Dataset excerpt:
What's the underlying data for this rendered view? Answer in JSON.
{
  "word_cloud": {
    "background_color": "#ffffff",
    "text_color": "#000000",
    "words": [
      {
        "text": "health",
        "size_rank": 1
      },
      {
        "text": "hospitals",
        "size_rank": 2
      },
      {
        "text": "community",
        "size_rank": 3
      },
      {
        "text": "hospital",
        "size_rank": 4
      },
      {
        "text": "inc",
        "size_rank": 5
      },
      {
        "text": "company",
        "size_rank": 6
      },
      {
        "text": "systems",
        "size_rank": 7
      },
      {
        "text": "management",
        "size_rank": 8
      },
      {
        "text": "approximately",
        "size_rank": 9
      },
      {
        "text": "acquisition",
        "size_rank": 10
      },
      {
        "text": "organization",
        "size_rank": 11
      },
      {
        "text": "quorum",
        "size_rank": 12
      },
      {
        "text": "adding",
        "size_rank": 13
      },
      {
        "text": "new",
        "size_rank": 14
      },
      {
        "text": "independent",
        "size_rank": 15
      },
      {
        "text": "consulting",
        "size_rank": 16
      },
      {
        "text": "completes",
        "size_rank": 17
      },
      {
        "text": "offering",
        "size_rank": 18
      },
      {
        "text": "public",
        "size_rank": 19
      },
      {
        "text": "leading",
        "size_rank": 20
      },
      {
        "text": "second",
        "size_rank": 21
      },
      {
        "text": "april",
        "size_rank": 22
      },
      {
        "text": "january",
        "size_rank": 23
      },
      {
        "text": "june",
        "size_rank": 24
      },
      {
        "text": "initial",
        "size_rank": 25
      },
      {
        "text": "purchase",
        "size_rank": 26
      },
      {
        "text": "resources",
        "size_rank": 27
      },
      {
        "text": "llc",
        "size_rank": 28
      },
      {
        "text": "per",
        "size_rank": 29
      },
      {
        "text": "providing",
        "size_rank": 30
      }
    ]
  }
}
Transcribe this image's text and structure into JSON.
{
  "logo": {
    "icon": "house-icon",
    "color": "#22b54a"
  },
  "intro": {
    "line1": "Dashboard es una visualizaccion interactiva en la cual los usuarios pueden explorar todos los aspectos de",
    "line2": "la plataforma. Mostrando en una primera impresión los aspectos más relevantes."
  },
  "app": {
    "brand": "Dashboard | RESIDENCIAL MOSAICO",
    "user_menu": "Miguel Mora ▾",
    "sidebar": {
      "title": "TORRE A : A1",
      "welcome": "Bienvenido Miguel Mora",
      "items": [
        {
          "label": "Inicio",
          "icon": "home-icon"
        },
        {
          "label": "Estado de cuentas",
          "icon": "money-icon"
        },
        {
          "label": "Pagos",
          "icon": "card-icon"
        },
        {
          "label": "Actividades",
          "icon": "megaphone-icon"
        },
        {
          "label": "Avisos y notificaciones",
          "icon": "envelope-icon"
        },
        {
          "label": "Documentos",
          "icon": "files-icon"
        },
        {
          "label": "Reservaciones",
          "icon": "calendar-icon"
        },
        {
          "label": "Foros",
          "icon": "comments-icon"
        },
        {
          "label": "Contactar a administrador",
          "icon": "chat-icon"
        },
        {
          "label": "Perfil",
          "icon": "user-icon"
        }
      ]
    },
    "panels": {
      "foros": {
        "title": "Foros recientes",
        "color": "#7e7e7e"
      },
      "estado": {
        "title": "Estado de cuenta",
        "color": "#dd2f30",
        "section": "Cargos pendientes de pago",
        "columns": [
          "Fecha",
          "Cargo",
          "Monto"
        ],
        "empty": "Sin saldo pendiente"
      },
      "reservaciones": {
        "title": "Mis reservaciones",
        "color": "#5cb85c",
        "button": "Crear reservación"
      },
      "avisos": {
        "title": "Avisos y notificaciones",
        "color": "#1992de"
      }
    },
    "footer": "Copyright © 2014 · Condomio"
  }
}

Set task.
Repeat the records above exactly, leaving none out.

Task output.
What's the underlying data for this rendered view? Answer in JSON.
{
  "word_cloud": {
    "background_color": "#ffffff",
    "text_color": "#000000",
    "words": [
      {
        "text": "health",
        "size_rank": 1
      },
      {
        "text": "hospitals",
        "size_rank": 2
      },
      {
        "text": "community",
        "size_rank": 3
      },
      {
        "text": "hospital",
        "size_rank": 4
      },
      {
        "text": "inc",
        "size_rank": 5
      },
      {
        "text": "company",
        "size_rank": 6
      },
      {
        "text": "systems",
        "size_rank": 7
      },
      {
        "text": "management",
        "size_rank": 8
      },
      {
        "text": "approximately",
        "size_rank": 9
      },
      {
        "text": "acquisition",
        "size_rank": 10
      },
      {
        "text": "organization",
        "size_rank": 11
      },
      {
        "text": "quorum",
        "size_rank": 12
      },
      {
        "text": "adding",
        "size_rank": 13
      },
      {
        "text": "new",
        "size_rank": 14
      },
      {
        "text": "independent",
        "size_rank": 15
      },
      {
        "text": "consulting",
        "size_rank": 16
      },
      {
        "text": "completes",
        "size_rank": 17
      },
      {
        "text": "offering",
        "size_rank": 18
      },
      {
        "text": "public",
        "size_rank": 19
      },
      {
        "text": "leading",
        "size_rank": 20
      },
      {
        "text": "second",
        "size_rank": 21
      },
      {
        "text": "april",
        "size_rank": 22
      },
      {
        "text": "january",
        "size_rank": 23
      },
      {
        "text": "june",
        "size_rank": 24
      },
      {
        "text": "initial",
        "size_rank": 25
      },
      {
        "text": "purchase",
        "size_rank": 26
      },
      {
        "text": "resources",
        "size_rank": 27
      },
      {
        "text": "llc",
        "size_rank": 28
      },
      {
        "text": "per",
        "size_rank": 29
      },
      {
        "text": "providing",
        "size_rank": 30
      }
    ]
  }
}
Transcribe this image's text and structure into JSON.
{
  "logo": {
    "icon": "house-icon",
    "color": "#22b54a"
  },
  "intro": {
    "line1": "Dashboard es una visualizaccion interactiva en la cual los usuarios pueden explorar todos los aspectos de",
    "line2": "la plataforma. Mostrando en una primera impresión los aspectos más relevantes."
  },
  "app": {
    "brand": "Dashboard | RESIDENCIAL MOSAICO",
    "user_menu": "Miguel Mora ▾",
    "sidebar": {
      "title": "TORRE A : A1",
      "welcome": "Bienvenido Miguel Mora",
      "items": [
        {
          "label": "Inicio",
          "icon": "home-icon"
        },
        {
          "label": "Estado de cuentas",
          "icon": "money-icon"
        },
        {
          "label": "Pagos",
          "icon": "card-icon"
        },
        {
          "label": "Actividades",
          "icon": "megaphone-icon"
        },
        {
          "label": "Avisos y notificaciones",
          "icon": "envelope-icon"
        },
        {
          "label": "Documentos",
          "icon": "files-icon"
        },
        {
          "label": "Reservaciones",
          "icon": "calendar-icon"
        },
        {
          "label": "Foros",
          "icon": "comments-icon"
        },
        {
          "label": "Contactar a administrador",
          "icon": "chat-icon"
        },
        {
          "label": "Perfil",
          "icon": "user-icon"
        }
      ]
    },
    "panels": {
      "foros": {
        "title": "Foros recientes",
        "color": "#7e7e7e"
      },
      "estado": {
        "title": "Estado de cuenta",
        "color": "#dd2f30",
        "section": "Cargos pendientes de pago",
        "columns": [
          "Fecha",
          "Cargo",
          "Monto"
        ],
        "empty": "Sin saldo pendiente"
      },
      "reservaciones": {
        "title": "Mis reservaciones",
        "color": "#5cb85c",
        "button": "Crear reservación"
      },
      "avisos": {
        "title": "Avisos y notificaciones",
        "color": "#1992de"
      }
    },
    "footer": "Copyright © 2014 · Condomio"
  }
}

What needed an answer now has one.